What the task requires - Work through the data line by line, gathering every line that has the word "description".

Listed entries -
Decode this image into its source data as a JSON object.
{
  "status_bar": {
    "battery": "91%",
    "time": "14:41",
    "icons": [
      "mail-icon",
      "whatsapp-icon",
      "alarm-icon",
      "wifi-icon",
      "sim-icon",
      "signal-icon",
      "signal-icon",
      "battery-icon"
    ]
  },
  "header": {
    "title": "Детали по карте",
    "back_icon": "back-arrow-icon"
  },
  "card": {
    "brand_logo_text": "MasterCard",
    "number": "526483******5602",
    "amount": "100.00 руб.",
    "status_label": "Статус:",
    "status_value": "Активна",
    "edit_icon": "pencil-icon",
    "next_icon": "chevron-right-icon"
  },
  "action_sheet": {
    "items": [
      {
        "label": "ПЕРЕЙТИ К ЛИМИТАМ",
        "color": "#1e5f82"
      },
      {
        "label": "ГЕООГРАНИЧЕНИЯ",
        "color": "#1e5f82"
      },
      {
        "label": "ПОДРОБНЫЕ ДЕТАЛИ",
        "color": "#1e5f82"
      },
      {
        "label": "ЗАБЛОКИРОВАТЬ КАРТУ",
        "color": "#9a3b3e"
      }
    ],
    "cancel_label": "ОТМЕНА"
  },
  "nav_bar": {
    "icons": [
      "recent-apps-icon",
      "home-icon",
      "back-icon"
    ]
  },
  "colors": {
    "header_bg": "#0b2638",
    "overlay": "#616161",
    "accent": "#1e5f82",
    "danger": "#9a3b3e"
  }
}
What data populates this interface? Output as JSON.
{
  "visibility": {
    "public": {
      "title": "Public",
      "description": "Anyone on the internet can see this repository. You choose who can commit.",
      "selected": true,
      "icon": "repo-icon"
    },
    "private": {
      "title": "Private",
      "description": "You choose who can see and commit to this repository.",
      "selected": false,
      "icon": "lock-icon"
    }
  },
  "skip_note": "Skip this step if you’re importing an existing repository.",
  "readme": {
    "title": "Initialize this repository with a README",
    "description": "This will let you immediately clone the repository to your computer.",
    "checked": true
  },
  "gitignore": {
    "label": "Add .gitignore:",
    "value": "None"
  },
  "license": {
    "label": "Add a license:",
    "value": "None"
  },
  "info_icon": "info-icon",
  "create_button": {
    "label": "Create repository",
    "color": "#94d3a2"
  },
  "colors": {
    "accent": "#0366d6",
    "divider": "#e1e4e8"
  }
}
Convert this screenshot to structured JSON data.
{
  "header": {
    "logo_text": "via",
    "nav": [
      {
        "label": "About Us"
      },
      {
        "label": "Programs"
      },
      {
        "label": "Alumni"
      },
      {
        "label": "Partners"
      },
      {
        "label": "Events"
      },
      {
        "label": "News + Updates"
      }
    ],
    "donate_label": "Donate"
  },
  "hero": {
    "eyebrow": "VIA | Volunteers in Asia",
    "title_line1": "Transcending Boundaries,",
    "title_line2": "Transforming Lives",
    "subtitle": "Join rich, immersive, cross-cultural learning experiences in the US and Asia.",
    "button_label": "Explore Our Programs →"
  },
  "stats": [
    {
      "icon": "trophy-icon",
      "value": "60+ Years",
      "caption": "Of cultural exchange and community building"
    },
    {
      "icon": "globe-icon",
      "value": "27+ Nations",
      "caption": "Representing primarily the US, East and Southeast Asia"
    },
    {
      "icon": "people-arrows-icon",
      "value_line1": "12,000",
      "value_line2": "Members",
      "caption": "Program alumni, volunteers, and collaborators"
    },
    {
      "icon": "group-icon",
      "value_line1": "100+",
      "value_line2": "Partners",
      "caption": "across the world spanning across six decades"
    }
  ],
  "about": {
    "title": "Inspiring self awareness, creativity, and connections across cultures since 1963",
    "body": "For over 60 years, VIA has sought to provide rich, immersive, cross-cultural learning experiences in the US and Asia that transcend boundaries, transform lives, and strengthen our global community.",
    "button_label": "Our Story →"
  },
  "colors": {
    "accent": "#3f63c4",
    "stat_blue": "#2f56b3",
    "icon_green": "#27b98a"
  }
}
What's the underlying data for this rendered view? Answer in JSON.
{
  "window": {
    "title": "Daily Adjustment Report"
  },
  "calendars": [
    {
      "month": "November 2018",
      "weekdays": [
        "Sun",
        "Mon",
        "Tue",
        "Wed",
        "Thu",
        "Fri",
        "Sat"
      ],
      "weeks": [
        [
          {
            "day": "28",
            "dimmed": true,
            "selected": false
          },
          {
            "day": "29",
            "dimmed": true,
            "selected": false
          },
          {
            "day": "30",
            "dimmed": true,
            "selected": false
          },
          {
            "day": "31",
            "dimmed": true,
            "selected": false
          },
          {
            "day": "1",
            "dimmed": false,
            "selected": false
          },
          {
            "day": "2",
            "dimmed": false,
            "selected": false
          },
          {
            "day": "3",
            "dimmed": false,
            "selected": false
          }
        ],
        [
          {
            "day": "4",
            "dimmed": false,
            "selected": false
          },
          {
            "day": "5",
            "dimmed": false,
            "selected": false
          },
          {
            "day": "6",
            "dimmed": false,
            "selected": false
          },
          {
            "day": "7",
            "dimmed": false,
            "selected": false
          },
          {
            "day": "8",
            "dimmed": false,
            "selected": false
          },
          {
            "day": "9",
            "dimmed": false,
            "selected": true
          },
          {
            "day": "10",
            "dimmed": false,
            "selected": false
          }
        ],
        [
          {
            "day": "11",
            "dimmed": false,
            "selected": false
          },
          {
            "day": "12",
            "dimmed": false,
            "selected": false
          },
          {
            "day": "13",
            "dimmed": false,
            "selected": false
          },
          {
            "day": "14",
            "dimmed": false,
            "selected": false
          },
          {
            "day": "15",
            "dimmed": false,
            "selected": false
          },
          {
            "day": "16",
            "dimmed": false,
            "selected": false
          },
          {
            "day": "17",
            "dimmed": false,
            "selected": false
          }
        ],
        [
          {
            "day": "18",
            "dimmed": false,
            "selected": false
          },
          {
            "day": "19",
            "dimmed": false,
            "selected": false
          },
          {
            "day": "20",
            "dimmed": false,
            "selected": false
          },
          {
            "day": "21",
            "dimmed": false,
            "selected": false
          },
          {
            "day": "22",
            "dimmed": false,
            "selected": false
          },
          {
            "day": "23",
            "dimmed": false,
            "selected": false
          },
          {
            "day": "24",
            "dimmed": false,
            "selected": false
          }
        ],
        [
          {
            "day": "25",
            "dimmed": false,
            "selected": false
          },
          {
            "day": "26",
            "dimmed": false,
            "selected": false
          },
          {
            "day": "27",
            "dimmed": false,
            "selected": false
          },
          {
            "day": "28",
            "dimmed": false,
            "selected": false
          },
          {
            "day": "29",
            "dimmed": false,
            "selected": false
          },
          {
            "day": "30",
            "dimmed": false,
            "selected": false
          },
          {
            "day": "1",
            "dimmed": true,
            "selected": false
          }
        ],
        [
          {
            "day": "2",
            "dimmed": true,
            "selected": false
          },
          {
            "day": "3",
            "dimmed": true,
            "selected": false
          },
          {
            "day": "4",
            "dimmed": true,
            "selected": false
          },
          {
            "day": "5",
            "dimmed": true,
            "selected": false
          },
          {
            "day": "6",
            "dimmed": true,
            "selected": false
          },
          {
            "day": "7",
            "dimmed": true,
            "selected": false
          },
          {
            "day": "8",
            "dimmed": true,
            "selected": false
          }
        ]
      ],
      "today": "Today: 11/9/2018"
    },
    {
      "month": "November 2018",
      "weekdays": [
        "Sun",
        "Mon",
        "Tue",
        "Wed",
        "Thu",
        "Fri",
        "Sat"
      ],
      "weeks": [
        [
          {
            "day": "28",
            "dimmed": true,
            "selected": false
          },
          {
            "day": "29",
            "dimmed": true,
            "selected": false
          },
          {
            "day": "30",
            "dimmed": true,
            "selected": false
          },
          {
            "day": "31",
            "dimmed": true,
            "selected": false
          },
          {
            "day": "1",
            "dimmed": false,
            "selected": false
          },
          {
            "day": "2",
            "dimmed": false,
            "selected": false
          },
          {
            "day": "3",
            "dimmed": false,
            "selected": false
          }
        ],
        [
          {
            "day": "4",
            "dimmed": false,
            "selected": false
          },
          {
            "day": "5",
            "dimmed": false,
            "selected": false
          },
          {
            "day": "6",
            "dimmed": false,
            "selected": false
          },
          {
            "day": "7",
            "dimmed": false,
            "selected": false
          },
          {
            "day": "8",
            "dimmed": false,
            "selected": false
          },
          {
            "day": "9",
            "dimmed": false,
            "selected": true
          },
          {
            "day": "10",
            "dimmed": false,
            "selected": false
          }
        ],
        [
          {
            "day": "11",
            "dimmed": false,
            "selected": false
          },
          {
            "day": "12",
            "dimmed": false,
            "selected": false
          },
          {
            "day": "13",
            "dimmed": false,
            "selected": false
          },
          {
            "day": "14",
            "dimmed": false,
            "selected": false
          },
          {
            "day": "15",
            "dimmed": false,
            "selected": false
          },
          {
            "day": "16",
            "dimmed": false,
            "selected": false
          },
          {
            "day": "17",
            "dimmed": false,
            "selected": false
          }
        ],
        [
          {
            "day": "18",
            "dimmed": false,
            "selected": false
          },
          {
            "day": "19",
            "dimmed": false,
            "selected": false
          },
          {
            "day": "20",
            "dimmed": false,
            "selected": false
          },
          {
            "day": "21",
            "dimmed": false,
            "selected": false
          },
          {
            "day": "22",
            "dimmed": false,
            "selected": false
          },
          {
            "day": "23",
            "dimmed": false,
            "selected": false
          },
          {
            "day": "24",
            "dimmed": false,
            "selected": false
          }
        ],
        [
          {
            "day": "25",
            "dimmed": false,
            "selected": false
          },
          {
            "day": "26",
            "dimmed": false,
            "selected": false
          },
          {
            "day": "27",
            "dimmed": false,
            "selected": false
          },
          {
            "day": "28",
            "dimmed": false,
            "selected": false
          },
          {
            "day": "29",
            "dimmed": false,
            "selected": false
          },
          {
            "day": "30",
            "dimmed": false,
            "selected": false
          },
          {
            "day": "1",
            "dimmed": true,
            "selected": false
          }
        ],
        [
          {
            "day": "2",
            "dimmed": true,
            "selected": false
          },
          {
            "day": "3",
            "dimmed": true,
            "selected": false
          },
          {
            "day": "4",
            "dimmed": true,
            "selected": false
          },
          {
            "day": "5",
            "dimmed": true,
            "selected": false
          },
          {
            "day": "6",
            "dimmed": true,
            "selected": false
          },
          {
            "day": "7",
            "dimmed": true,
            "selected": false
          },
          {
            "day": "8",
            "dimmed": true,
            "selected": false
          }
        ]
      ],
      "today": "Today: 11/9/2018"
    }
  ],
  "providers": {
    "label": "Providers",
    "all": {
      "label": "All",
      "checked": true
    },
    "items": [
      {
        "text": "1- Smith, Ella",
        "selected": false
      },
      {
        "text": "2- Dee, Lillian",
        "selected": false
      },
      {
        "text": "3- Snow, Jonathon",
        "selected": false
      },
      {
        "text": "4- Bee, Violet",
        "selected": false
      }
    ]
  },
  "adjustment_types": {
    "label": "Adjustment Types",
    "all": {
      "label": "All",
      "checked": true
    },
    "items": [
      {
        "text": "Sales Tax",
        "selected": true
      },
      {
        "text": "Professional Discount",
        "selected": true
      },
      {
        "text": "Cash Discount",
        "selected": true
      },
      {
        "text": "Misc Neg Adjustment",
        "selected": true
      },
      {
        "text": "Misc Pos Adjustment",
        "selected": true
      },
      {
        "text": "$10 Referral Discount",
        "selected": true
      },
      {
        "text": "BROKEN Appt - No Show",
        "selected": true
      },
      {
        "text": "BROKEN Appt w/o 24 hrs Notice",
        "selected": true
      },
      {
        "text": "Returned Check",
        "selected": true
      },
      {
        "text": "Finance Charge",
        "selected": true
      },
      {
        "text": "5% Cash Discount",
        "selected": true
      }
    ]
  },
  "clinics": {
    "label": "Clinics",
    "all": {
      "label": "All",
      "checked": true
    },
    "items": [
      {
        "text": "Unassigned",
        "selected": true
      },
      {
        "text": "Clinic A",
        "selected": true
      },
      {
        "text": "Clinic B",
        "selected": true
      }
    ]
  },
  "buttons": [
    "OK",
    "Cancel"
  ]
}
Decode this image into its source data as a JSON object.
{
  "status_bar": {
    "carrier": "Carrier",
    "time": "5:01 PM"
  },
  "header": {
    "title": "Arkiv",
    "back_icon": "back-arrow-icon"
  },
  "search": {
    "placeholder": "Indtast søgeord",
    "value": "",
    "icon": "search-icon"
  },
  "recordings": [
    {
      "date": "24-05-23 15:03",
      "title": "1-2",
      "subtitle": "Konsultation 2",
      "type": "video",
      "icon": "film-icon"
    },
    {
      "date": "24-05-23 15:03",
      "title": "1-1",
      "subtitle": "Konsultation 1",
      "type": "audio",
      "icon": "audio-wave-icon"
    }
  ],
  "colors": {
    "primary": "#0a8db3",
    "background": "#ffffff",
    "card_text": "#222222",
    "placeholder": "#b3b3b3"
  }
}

Exercise solution -
      "description": "Anyone on the internet can see this repository. You choose who can commit.",
      "description": "You choose who can see and commit to this repository.",
    "description": "This will let you immediately clone the repository to your computer.",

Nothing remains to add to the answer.